Data entries:
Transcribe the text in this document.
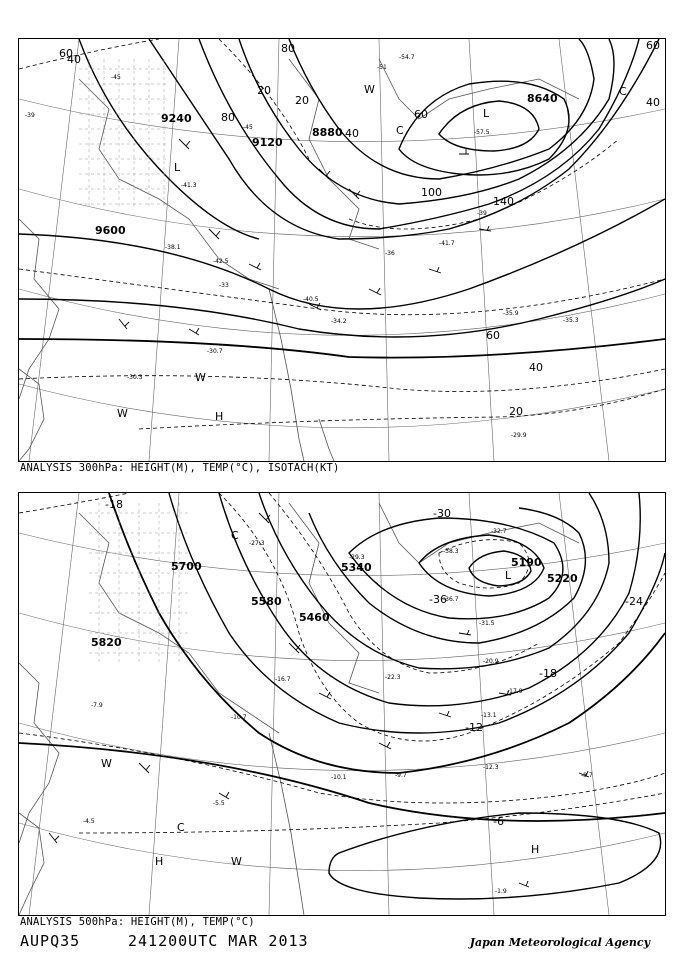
9240
9120
8880
8640
9600
40
60	80
20
80
20
40
60
100
140
40
60
40
60
20
-39
-45
-51
-54.7
-57.5
-45
-41.7
-38.1
-42.5
-34.2
-30.7
-35.9
-35.3
-29.9
-33
-30.3
-36
-39
-41.3
-40.5
L
C
W
W
H
W
L
C
ANALYSIS 300hPa: HEIGHT(M), TEMP(°C), ISOTACH(KT)
5700
5580
5340	5190
5220
5460
5820
-18
-30
-36	-24
-18
-12
-6
-38.3
-36.7
-31.5
-22.3
-20.9
-17.9
-13.1
-12.3
-10.1	-9.7	-8.7
-5.5
-4.5
-1.9
-27.3
-29.3
-32.7
-16.7
-10.7
-7.9
L
C
C
W
W
H
H
ANALYSIS 500hPa: HEIGHT(M), TEMP(°C)
AUPQ35	241200UTC MAR 2013	Japan Meteorological Agency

Work required:
Gather each line of the records holding the string "TEMP".

Correct answer:
ANALYSIS 300hPa: HEIGHT(M), TEMP(°C), ISOTACH(KT)
ANALYSIS 500hPa: HEIGHT(M), TEMP(°C)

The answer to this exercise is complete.